Supplied records:

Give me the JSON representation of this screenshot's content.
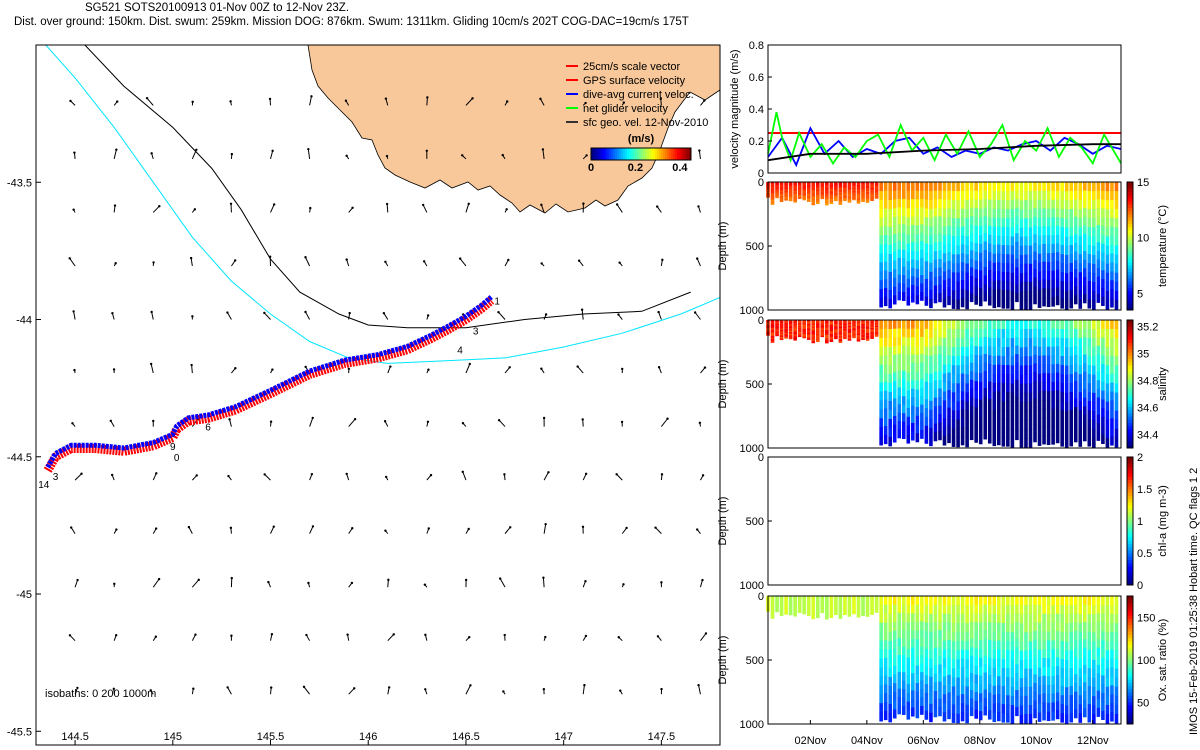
{
  "title": {
    "line1": "SG521 SOTS20100913 01-Nov 00Z to 12-Nov 23Z.",
    "line2": "Dist. over ground: 150km. Dist. swum: 259km. Mission DOG: 876km. Swum: 1311km. Gliding 10cm/s 202T COG-DAC=19cm/s 175T"
  },
  "side_note": "IMOS 15-Feb-2019 01:25:38 Hobart time. QC flags 1  2",
  "colors": {
    "land": "#f8c89a",
    "track_red": "#ff0000",
    "track_blue": "#0000ff",
    "isobath_black": "#000000",
    "isobath_cyan": "#00e5ff",
    "vel_red": "#ff0000",
    "vel_blue": "#0000ff",
    "vel_green": "#00ff00",
    "vel_black": "#000000"
  },
  "chart_data": [
    {
      "type": "scatter",
      "subtype": "map-track-with-current-vectors",
      "xlim": [
        144.3,
        147.8
      ],
      "ylim": [
        -45.55,
        -43.0
      ],
      "xticks": [
        "144.5",
        "145",
        "145.5",
        "146",
        "146.5",
        "147",
        "147.5"
      ],
      "yticks": [
        "-43.5",
        "-44",
        "-44.5",
        "-45",
        "-45.5"
      ],
      "legend": {
        "placement": "top-right",
        "entries": [
          "25cm/s scale vector",
          "GPS surface velocity",
          "dive-avg current veloc.",
          "net glider velocity",
          "sfc geo. vel. 12-Nov-2010"
        ]
      },
      "colorbar": {
        "label": "(m/s)",
        "ticks": [
          "0",
          "0.2",
          "0.4"
        ],
        "range": [
          0,
          0.45
        ]
      },
      "isobath_label": "isobaths: 0   200  1000m",
      "track": {
        "lon": [
          144.36,
          144.4,
          144.48,
          144.6,
          144.75,
          144.9,
          145.0,
          145.02,
          145.08,
          145.18,
          145.32,
          145.5,
          145.7,
          145.88,
          146.05,
          146.2,
          146.32,
          146.4,
          146.5,
          146.58,
          146.63
        ],
        "lat": [
          -44.55,
          -44.5,
          -44.47,
          -44.47,
          -44.48,
          -44.46,
          -44.43,
          -44.4,
          -44.37,
          -44.36,
          -44.33,
          -44.27,
          -44.2,
          -44.16,
          -44.14,
          -44.11,
          -44.07,
          -44.04,
          -44.0,
          -43.96,
          -43.93
        ]
      },
      "track_labels": [
        {
          "text": "1",
          "lon": 146.66,
          "lat": -43.93
        },
        {
          "text": "3",
          "lon": 146.55,
          "lat": -44.04
        },
        {
          "text": "4",
          "lon": 146.47,
          "lat": -44.11
        },
        {
          "text": "6",
          "lon": 145.18,
          "lat": -44.39
        },
        {
          "text": "9",
          "lon": 145.0,
          "lat": -44.46
        },
        {
          "text": "0",
          "lon": 145.02,
          "lat": -44.5
        },
        {
          "text": "3",
          "lon": 144.4,
          "lat": -44.57
        },
        {
          "text": "14",
          "lon": 144.34,
          "lat": -44.6
        }
      ],
      "isobath_0": {
        "lon": [
          144.55,
          144.75,
          145.0,
          145.2,
          145.35,
          145.5,
          145.65,
          145.85,
          146.0,
          146.2,
          146.5,
          146.8,
          147.1,
          147.4,
          147.65
        ],
        "lat": [
          -43.0,
          -43.15,
          -43.3,
          -43.45,
          -43.6,
          -43.78,
          -43.9,
          -43.98,
          -44.02,
          -44.03,
          -44.03,
          -44.0,
          -43.98,
          -43.97,
          -43.9
        ]
      },
      "isobath_1000": {
        "lon": [
          144.35,
          144.5,
          144.7,
          144.9,
          145.1,
          145.3,
          145.5,
          145.7,
          145.9,
          146.1,
          146.4,
          146.7,
          147.0,
          147.3,
          147.6,
          147.8
        ],
        "lat": [
          -43.0,
          -43.12,
          -43.3,
          -43.5,
          -43.7,
          -43.86,
          -43.98,
          -44.08,
          -44.14,
          -44.16,
          -44.15,
          -44.14,
          -44.1,
          -44.05,
          -43.98,
          -43.92
        ]
      }
    },
    {
      "type": "line",
      "ylabel": "velocity magnitude (m/s)",
      "ylim": [
        0,
        0.8
      ],
      "yticks": [
        "0",
        "0.2",
        "0.4",
        "0.6",
        "0.8"
      ],
      "x_range_days": [
        0.5,
        13.0
      ],
      "series": [
        {
          "color": "red",
          "x": [
            0.5,
            13.0
          ],
          "y": [
            0.25,
            0.25
          ]
        },
        {
          "color": "blue",
          "x": [
            0.5,
            1.0,
            1.5,
            2.0,
            2.5,
            3.0,
            3.5,
            4.0,
            4.5,
            5.0,
            5.5,
            6.0,
            6.5,
            7.0,
            7.5,
            8.0,
            8.5,
            9.0,
            9.5,
            10.0,
            10.5,
            11.0,
            11.5,
            12.0,
            12.5,
            13.0
          ],
          "y": [
            0.1,
            0.22,
            0.05,
            0.28,
            0.12,
            0.2,
            0.1,
            0.15,
            0.12,
            0.2,
            0.22,
            0.12,
            0.16,
            0.1,
            0.14,
            0.12,
            0.16,
            0.14,
            0.18,
            0.2,
            0.14,
            0.22,
            0.18,
            0.12,
            0.17,
            0.15
          ]
        },
        {
          "color": "green",
          "x": [
            0.5,
            0.8,
            1.0,
            1.3,
            1.6,
            2.0,
            2.4,
            2.8,
            3.2,
            3.6,
            4.0,
            4.4,
            4.8,
            5.2,
            5.6,
            6.0,
            6.4,
            6.8,
            7.2,
            7.6,
            8.0,
            8.4,
            8.8,
            9.2,
            9.6,
            10.0,
            10.4,
            10.8,
            11.2,
            11.6,
            12.0,
            12.4,
            12.8,
            13.0
          ],
          "y": [
            0.12,
            0.38,
            0.22,
            0.08,
            0.25,
            0.1,
            0.18,
            0.06,
            0.16,
            0.1,
            0.2,
            0.24,
            0.1,
            0.3,
            0.14,
            0.22,
            0.08,
            0.24,
            0.12,
            0.26,
            0.1,
            0.18,
            0.3,
            0.08,
            0.2,
            0.14,
            0.28,
            0.1,
            0.22,
            0.16,
            0.06,
            0.24,
            0.12,
            0.06
          ]
        },
        {
          "color": "black",
          "x": [
            0.5,
            2.0,
            4.0,
            6.0,
            8.0,
            10.0,
            12.0,
            13.0
          ],
          "y": [
            0.08,
            0.12,
            0.12,
            0.14,
            0.15,
            0.17,
            0.18,
            0.18
          ]
        }
      ]
    },
    {
      "type": "heatmap",
      "ylabel": "Depth (m)",
      "colorbar_label": "temperature (°C)",
      "yticks": [
        "0",
        "500",
        "1000"
      ],
      "ylim": [
        0,
        1000
      ],
      "cbar_ticks": [
        "5",
        "10",
        "15"
      ],
      "cbar_range": [
        3.5,
        15
      ],
      "dive_depth": 1000,
      "shallow_depth": 120,
      "switch_day": 4.5
    },
    {
      "type": "heatmap",
      "ylabel": "Depth (m)",
      "colorbar_label": "salinity",
      "yticks": [
        "0",
        "500",
        "1000"
      ],
      "ylim": [
        0,
        1000
      ],
      "cbar_ticks": [
        "34.4",
        "34.6",
        "34.8",
        "35",
        "35.2"
      ],
      "cbar_range": [
        34.3,
        35.25
      ],
      "dive_depth": 1000,
      "shallow_depth": 120,
      "switch_day": 4.5
    },
    {
      "type": "heatmap",
      "ylabel": "Depth (m)",
      "colorbar_label": "chl-a (mg m-3)",
      "yticks": [
        "0",
        "500",
        "1000"
      ],
      "ylim": [
        0,
        1000
      ],
      "cbar_ticks": [
        "0",
        "0.5",
        "1",
        "1.5",
        "2"
      ],
      "cbar_range": [
        0,
        2
      ],
      "empty": true
    },
    {
      "type": "heatmap",
      "ylabel": "Depth (m)",
      "colorbar_label": "Ox. sat. ratio (%)",
      "yticks": [
        "0",
        "500",
        "1000"
      ],
      "ylim": [
        0,
        1000
      ],
      "cbar_ticks": [
        "50",
        "100",
        "150"
      ],
      "cbar_range": [
        25,
        175
      ],
      "dive_depth": 1000,
      "shallow_depth": 120,
      "switch_day": 4.5,
      "xticks": [
        "02Nov",
        "04Nov",
        "06Nov",
        "08Nov",
        "10Nov",
        "12Nov"
      ]
    }
  ]
}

Objective:
Write out every line of the listing that holds the word "text".

Task solution:
          "text": "1",
          "text": "3",
          "text": "4",
          "text": "6",
          "text": "9",
          "text": "0",
          "text": "3",
          "text": "14",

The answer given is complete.